• [EXERCISE] Write out every entry exactly as it stands.

Dataset items

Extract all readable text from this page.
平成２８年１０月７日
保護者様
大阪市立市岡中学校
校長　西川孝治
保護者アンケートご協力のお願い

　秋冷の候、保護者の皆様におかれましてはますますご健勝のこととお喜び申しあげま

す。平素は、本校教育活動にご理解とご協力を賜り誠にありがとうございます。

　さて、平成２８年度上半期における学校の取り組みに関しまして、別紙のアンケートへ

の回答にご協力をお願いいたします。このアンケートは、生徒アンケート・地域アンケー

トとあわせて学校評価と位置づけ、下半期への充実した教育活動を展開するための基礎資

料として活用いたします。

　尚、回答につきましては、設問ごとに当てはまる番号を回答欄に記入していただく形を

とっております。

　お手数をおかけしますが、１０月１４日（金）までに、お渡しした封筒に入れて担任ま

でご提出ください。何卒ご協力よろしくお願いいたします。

• [FINAL RESULT]
Extract all readable text from this page.
平成２８年１０月７日
保護者様
大阪市立市岡中学校
校長　西川孝治
保護者アンケートご協力のお願い

　秋冷の候、保護者の皆様におかれましてはますますご健勝のこととお喜び申しあげま

す。平素は、本校教育活動にご理解とご協力を賜り誠にありがとうございます。

　さて、平成２８年度上半期における学校の取り組みに関しまして、別紙のアンケートへ

の回答にご協力をお願いいたします。このアンケートは、生徒アンケート・地域アンケー

トとあわせて学校評価と位置づけ、下半期への充実した教育活動を展開するための基礎資

料として活用いたします。

　尚、回答につきましては、設問ごとに当てはまる番号を回答欄に記入していただく形を

とっております。

　お手数をおかけしますが、１０月１４日（金）までに、お渡しした封筒に入れて担任ま

でご提出ください。何卒ご協力よろしくお願いいたします。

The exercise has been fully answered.